Part of a data file
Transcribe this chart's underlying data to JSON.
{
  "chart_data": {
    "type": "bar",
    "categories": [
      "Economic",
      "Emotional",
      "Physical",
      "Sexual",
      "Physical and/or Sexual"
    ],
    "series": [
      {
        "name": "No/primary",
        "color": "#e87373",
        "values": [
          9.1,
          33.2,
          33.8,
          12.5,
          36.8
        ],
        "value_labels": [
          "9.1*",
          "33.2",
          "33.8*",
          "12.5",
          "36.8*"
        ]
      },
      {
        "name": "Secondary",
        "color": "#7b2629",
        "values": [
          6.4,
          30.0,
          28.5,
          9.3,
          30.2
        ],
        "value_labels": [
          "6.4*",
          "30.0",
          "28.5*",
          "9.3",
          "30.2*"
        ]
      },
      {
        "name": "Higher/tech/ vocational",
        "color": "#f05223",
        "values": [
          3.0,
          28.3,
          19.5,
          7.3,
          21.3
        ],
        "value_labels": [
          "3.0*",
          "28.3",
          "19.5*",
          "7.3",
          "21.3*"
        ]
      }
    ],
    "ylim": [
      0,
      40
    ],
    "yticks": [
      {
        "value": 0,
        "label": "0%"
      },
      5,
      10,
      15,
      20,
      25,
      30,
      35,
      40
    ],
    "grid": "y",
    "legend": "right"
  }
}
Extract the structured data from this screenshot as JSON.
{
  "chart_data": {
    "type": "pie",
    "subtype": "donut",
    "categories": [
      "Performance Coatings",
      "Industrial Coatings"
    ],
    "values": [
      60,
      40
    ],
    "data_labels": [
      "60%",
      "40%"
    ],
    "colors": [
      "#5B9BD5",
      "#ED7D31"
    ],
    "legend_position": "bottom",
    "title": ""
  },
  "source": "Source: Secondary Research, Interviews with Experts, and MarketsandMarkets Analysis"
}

- _Directions for this task_
Write out all of the records above exactly as they appear.

- _Final result_
Transcribe this chart's underlying data to JSON.
{
  "chart_data": {
    "type": "bar",
    "categories": [
      "Economic",
      "Emotional",
      "Physical",
      "Sexual",
      "Physical and/or Sexual"
    ],
    "series": [
      {
        "name": "No/primary",
        "color": "#e87373",
        "values": [
          9.1,
          33.2,
          33.8,
          12.5,
          36.8
        ],
        "value_labels": [
          "9.1*",
          "33.2",
          "33.8*",
          "12.5",
          "36.8*"
        ]
      },
      {
        "name": "Secondary",
        "color": "#7b2629",
        "values": [
          6.4,
          30.0,
          28.5,
          9.3,
          30.2
        ],
        "value_labels": [
          "6.4*",
          "30.0",
          "28.5*",
          "9.3",
          "30.2*"
        ]
      },
      {
        "name": "Higher/tech/ vocational",
        "color": "#f05223",
        "values": [
          3.0,
          28.3,
          19.5,
          7.3,
          21.3
        ],
        "value_labels": [
          "3.0*",
          "28.3",
          "19.5*",
          "7.3",
          "21.3*"
        ]
      }
    ],
    "ylim": [
      0,
      40
    ],
    "yticks": [
      {
        "value": 0,
        "label": "0%"
      },
      5,
      10,
      15,
      20,
      25,
      30,
      35,
      40
    ],
    "grid": "y",
    "legend": "right"
  }
}
Extract the structured data from this screenshot as JSON.
{
  "chart_data": {
    "type": "pie",
    "subtype": "donut",
    "categories": [
      "Performance Coatings",
      "Industrial Coatings"
    ],
    "values": [
      60,
      40
    ],
    "data_labels": [
      "60%",
      "40%"
    ],
    "colors": [
      "#5B9BD5",
      "#ED7D31"
    ],
    "legend_position": "bottom",
    "title": ""
  },
  "source": "Source: Secondary Research, Interviews with Experts, and MarketsandMarkets Analysis"
}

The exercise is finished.